## Required task
Transcribe the records that follow exactly. Skip the pictures.

## Listing
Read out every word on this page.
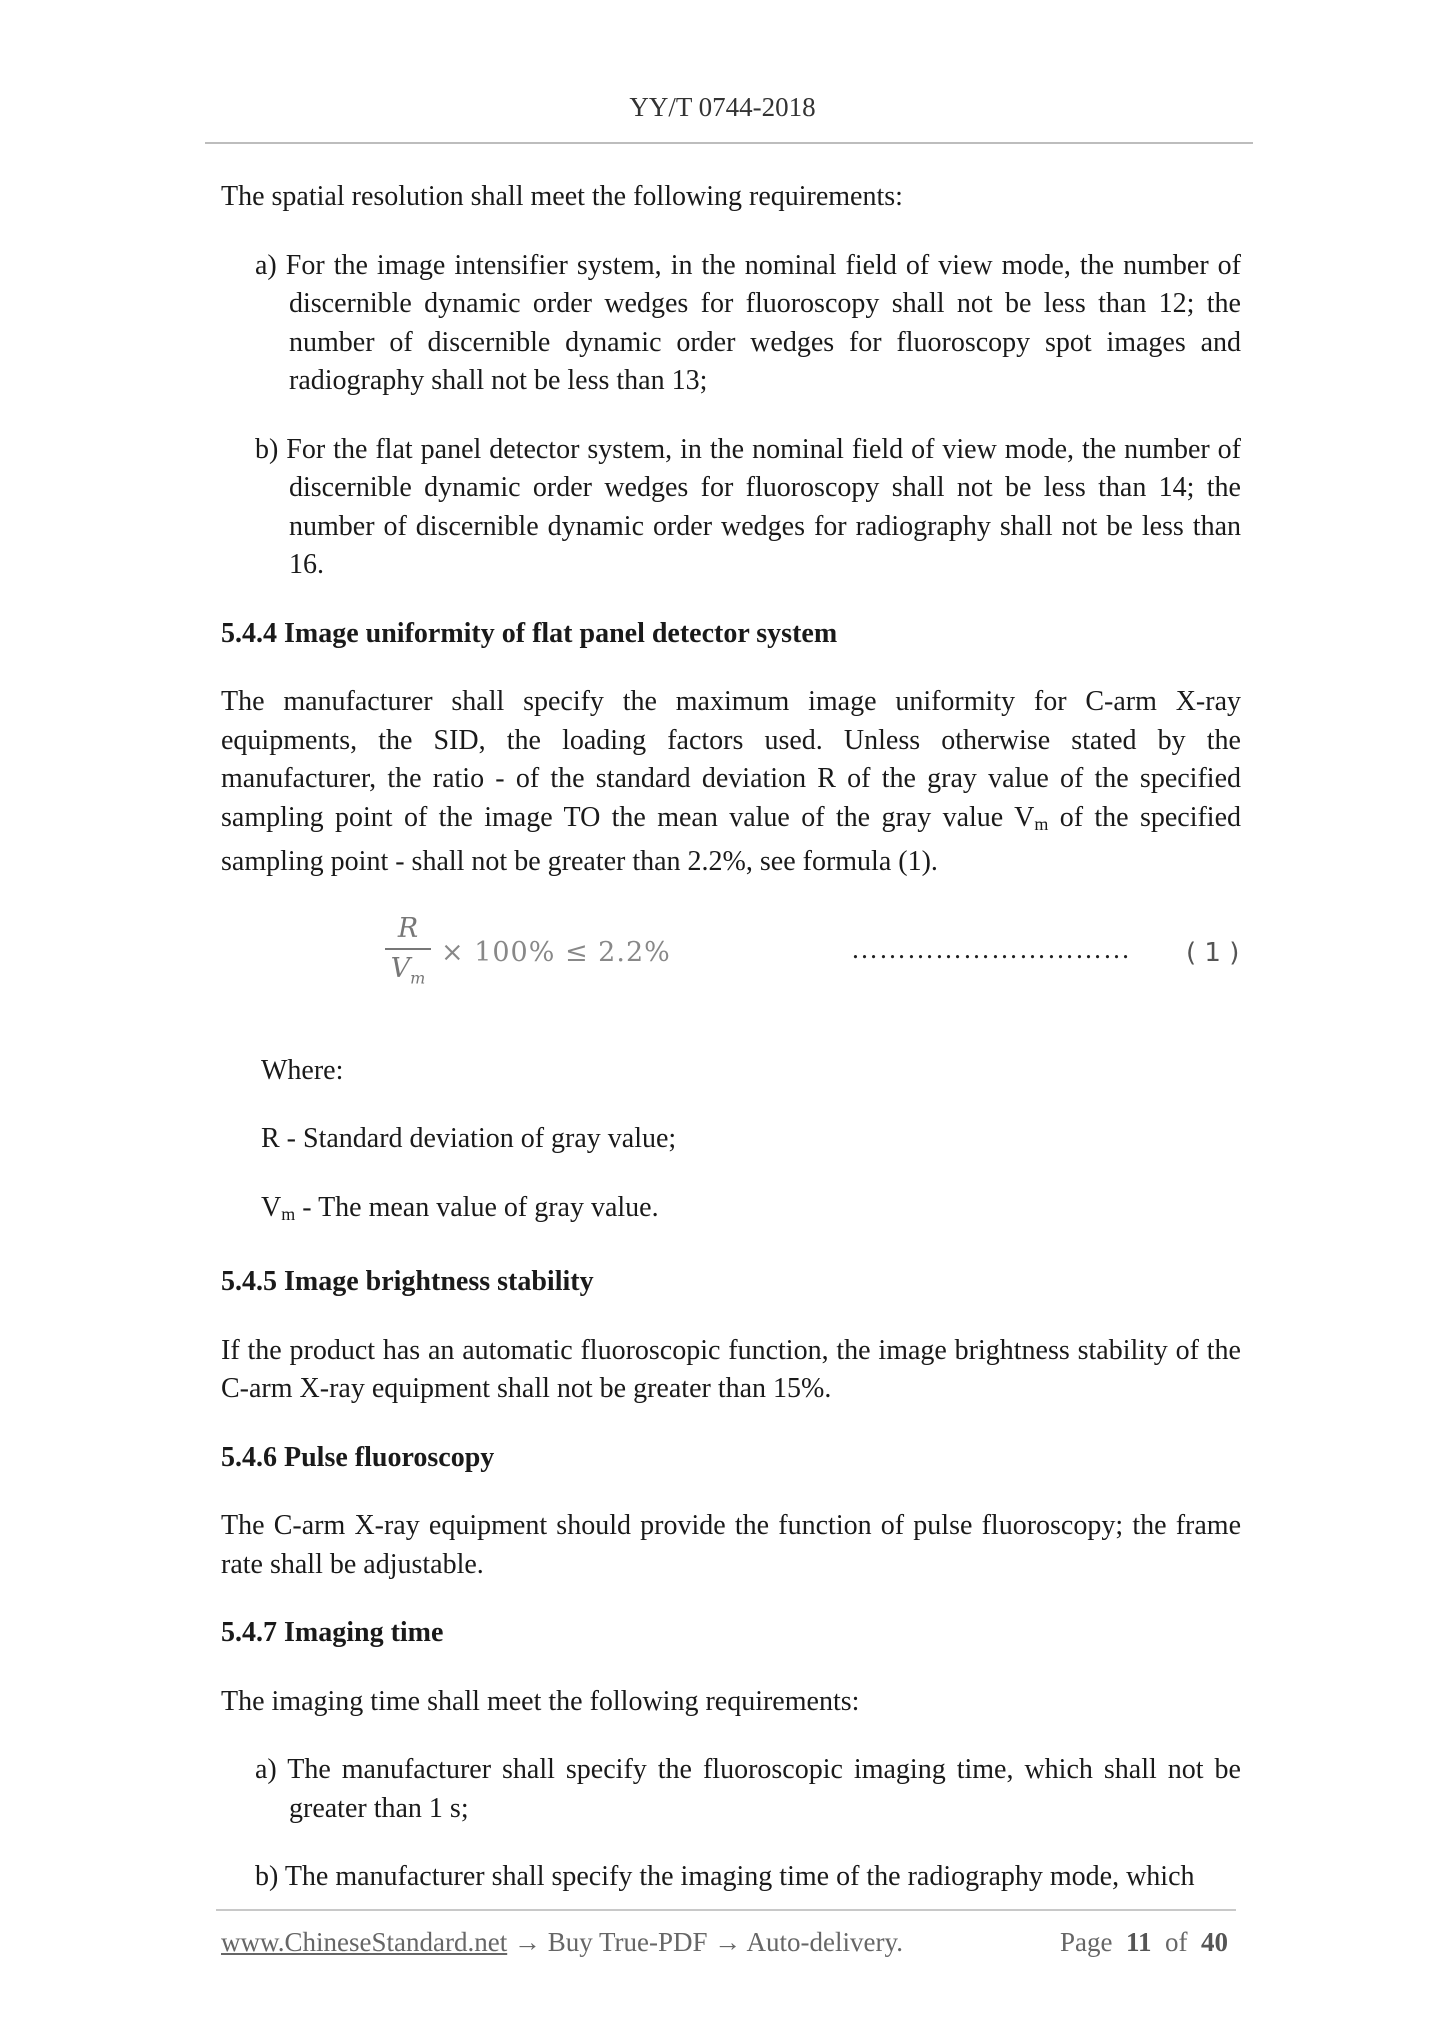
YY/T 0744-2018

The spatial resolution shall meet the following requirements:

a) For the image intensifier system, in the nominal field of view mode, the number of discernible dynamic order wedges for fluoroscopy shall not be less than 12; the number of discernible dynamic order wedges for fluoroscopy spot images and radiography shall not be less than 13;

b) For the flat panel detector system, in the nominal field of view mode, the number of discernible dynamic order wedges for fluoroscopy shall not be less than 14; the number of discernible dynamic order wedges for radiography shall not be less than 16.

5.4.4 Image uniformity of flat panel detector system

The manufacturer shall specify the maximum image uniformity for C-arm X-ray equipments, the SID, the loading factors used. Unless otherwise stated by the manufacturer, the ratio - of the standard deviation R of the gray value of the specified sampling point of the image TO the mean value of the gray value $V_m$ of the specified sampling point - shall not be greater than 2.2%, see formula (1).

R
$V_m$
× 100% ≤ 2.2%	………………………… ( 1 )

Where:

R - Standard deviation of gray value;

$V_m$ - The mean value of gray value.

5.4.5 Image brightness stability

If the product has an automatic fluoroscopic function, the image brightness stability of the C-arm X-ray equipment shall not be greater than 15%.

5.4.6 Pulse fluoroscopy

The C-arm X-ray equipment should provide the function of pulse fluoroscopy; the frame rate shall be adjustable.

5.4.7 Imaging time

The imaging time shall meet the following requirements:

a) The manufacturer shall specify the fluoroscopic imaging time, which shall not be greater than 1 s;

b) The manufacturer shall specify the imaging time of the radiography mode, which

www.ChineseStandard.net → Buy True-PDF → Auto-delivery.	Page 11 of 40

## Result of the exercise
Read out every word on this page.
YY/T 0744-2018

The spatial resolution shall meet the following requirements:

a) For the image intensifier system, in the nominal field of view mode, the number of discernible dynamic order wedges for fluoroscopy shall not be less than 12; the number of discernible dynamic order wedges for fluoroscopy spot images and radiography shall not be less than 13;

b) For the flat panel detector system, in the nominal field of view mode, the number of discernible dynamic order wedges for fluoroscopy shall not be less than 14; the number of discernible dynamic order wedges for radiography shall not be less than 16.

5.4.4 Image uniformity of flat panel detector system

The manufacturer shall specify the maximum image uniformity for C-arm X-ray equipments, the SID, the loading factors used. Unless otherwise stated by the manufacturer, the ratio - of the standard deviation R of the gray value of the specified sampling point of the image TO the mean value of the gray value $V_m$ of the specified sampling point - shall not be greater than 2.2%, see formula (1).

R
$V_m$
× 100% ≤ 2.2%	………………………… ( 1 )

Where:

R - Standard deviation of gray value;

$V_m$ - The mean value of gray value.

5.4.5 Image brightness stability

If the product has an automatic fluoroscopic function, the image brightness stability of the C-arm X-ray equipment shall not be greater than 15%.

5.4.6 Pulse fluoroscopy

The C-arm X-ray equipment should provide the function of pulse fluoroscopy; the frame rate shall be adjustable.

5.4.7 Imaging time

The imaging time shall meet the following requirements:

a) The manufacturer shall specify the fluoroscopic imaging time, which shall not be greater than 1 s;

b) The manufacturer shall specify the imaging time of the radiography mode, which

www.ChineseStandard.net → Buy True-PDF → Auto-delivery.	Page 11 of 40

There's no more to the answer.